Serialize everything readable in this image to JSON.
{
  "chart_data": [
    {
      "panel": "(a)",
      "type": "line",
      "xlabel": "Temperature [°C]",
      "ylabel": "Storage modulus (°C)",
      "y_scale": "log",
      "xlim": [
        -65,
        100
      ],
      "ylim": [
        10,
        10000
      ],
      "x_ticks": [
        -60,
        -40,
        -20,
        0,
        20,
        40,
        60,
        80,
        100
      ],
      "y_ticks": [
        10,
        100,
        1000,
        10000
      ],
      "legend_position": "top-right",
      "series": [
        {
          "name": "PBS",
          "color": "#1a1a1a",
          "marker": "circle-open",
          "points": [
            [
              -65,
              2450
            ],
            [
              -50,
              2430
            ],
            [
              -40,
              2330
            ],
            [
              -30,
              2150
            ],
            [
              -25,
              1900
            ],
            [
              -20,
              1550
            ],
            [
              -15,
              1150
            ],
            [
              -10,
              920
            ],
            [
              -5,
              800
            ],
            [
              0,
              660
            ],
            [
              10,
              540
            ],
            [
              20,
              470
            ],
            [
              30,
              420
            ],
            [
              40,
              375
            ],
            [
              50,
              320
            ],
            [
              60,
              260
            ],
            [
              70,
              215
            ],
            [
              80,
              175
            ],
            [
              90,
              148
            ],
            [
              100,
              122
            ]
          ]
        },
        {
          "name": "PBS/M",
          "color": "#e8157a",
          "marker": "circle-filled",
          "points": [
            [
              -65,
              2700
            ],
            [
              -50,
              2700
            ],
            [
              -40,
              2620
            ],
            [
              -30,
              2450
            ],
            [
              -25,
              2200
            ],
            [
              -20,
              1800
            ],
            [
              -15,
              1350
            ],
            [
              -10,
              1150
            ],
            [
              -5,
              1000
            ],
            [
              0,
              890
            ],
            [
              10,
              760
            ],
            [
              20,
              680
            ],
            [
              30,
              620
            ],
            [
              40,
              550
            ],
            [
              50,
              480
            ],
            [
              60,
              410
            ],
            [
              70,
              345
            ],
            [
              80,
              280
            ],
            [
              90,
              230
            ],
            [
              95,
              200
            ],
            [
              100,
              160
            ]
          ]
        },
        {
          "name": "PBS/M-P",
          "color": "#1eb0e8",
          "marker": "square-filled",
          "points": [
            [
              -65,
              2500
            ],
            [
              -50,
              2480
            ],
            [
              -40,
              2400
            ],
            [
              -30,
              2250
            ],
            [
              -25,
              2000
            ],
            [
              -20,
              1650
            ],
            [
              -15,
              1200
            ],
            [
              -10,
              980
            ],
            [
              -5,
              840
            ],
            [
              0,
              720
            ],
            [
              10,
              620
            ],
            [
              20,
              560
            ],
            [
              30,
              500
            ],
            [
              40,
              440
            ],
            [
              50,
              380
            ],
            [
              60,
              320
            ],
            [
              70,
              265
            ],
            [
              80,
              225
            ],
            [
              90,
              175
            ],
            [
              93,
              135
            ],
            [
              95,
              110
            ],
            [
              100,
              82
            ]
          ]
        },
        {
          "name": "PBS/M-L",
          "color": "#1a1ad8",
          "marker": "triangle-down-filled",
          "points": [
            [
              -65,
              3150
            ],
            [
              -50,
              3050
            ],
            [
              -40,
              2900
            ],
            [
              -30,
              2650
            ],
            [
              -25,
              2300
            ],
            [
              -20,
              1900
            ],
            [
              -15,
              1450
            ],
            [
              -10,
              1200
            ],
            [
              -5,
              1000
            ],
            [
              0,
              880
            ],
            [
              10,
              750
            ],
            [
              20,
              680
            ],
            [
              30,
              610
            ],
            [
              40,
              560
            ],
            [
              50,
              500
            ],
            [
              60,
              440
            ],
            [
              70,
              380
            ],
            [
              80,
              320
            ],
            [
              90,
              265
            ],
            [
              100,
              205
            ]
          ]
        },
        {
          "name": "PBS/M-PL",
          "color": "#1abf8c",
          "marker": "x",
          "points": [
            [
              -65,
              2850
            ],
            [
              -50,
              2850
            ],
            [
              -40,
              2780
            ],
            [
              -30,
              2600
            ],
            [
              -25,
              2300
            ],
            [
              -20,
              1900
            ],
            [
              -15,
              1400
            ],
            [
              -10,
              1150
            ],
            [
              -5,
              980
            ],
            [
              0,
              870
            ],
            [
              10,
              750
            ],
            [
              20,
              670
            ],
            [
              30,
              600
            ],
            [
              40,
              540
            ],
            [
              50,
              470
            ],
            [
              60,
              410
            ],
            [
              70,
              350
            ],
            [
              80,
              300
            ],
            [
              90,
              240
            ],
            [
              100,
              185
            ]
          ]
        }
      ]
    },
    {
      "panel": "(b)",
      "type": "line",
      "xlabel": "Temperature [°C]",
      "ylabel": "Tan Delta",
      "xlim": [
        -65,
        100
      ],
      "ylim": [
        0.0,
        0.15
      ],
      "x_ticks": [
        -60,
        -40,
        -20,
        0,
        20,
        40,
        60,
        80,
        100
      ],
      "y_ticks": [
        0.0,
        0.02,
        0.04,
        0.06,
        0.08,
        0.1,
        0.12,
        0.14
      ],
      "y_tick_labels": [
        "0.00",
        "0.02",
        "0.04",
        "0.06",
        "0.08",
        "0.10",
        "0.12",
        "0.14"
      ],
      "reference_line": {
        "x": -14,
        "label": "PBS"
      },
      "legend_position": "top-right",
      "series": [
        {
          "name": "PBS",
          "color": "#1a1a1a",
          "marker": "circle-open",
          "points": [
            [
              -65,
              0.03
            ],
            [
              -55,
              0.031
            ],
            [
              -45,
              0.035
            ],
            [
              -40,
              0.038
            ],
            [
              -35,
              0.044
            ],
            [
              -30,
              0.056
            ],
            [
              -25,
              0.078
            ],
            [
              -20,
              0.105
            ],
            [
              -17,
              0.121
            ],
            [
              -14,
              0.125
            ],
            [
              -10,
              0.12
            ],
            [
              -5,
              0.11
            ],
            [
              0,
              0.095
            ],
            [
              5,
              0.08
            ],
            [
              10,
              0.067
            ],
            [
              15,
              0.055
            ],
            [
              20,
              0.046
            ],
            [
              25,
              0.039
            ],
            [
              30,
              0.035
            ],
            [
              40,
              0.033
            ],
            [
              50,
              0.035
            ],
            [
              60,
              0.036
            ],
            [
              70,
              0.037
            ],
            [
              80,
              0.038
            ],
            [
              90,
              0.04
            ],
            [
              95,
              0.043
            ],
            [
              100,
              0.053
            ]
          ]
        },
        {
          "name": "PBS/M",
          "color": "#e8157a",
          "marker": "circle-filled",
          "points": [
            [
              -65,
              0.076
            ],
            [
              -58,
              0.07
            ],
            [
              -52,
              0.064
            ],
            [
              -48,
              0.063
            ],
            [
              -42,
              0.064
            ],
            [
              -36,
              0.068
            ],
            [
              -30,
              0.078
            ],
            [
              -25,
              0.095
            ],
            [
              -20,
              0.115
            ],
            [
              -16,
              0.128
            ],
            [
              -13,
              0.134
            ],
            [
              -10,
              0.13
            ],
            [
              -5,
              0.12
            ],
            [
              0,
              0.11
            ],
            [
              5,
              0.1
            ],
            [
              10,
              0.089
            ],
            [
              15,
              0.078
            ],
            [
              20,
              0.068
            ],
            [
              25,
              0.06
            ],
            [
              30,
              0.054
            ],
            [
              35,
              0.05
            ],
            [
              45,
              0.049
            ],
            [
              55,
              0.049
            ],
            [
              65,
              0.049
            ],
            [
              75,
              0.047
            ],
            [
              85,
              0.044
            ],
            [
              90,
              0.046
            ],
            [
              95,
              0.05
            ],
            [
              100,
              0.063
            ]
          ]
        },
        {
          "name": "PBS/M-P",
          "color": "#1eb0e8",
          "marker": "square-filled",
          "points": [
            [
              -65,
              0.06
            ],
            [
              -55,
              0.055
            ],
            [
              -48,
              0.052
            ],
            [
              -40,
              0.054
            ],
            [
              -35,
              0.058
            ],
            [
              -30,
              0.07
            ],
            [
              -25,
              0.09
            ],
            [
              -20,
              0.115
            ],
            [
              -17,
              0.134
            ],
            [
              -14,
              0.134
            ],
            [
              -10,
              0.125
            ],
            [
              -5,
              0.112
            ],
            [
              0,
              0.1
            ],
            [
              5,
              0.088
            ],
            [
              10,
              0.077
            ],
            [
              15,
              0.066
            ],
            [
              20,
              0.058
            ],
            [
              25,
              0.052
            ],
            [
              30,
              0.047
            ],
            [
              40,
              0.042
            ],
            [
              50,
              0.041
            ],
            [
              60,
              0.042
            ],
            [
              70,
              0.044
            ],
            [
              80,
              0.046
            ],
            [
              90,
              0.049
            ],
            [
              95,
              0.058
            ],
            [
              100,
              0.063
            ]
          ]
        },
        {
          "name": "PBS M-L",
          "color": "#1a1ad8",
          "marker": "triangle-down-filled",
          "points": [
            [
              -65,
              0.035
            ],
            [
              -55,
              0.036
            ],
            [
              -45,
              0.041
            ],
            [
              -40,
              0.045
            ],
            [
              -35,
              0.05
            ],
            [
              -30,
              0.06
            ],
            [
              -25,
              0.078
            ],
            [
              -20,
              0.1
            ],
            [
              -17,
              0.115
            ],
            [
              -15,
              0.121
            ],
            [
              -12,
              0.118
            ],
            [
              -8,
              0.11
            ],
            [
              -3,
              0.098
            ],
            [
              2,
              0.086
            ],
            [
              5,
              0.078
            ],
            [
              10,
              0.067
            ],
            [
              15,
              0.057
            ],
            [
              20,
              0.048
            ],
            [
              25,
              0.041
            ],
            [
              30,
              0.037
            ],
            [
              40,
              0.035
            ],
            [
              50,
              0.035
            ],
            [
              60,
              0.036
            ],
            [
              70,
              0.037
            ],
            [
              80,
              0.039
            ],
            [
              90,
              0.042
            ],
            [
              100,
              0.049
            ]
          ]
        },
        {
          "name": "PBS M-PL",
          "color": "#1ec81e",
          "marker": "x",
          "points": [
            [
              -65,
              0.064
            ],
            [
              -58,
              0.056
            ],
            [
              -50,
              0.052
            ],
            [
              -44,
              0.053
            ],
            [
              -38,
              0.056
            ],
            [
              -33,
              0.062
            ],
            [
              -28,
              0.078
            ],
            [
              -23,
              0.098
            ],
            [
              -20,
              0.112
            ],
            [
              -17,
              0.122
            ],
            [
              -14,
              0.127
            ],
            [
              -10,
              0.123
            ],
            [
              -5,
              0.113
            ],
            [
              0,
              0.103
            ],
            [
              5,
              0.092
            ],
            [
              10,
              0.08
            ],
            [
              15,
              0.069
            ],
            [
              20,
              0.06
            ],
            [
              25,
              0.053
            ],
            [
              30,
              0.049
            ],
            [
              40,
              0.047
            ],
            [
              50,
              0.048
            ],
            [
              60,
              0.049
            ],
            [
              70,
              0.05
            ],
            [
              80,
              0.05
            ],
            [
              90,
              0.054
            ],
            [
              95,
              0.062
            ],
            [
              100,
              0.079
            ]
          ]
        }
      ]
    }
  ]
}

----------------

### EXERCISE AIM
Copy each line above where the string "ylabel" occurs.

### THE RESULT
      "ylabel": "Storage modulus (°C)",
      "ylabel": "Tan Delta",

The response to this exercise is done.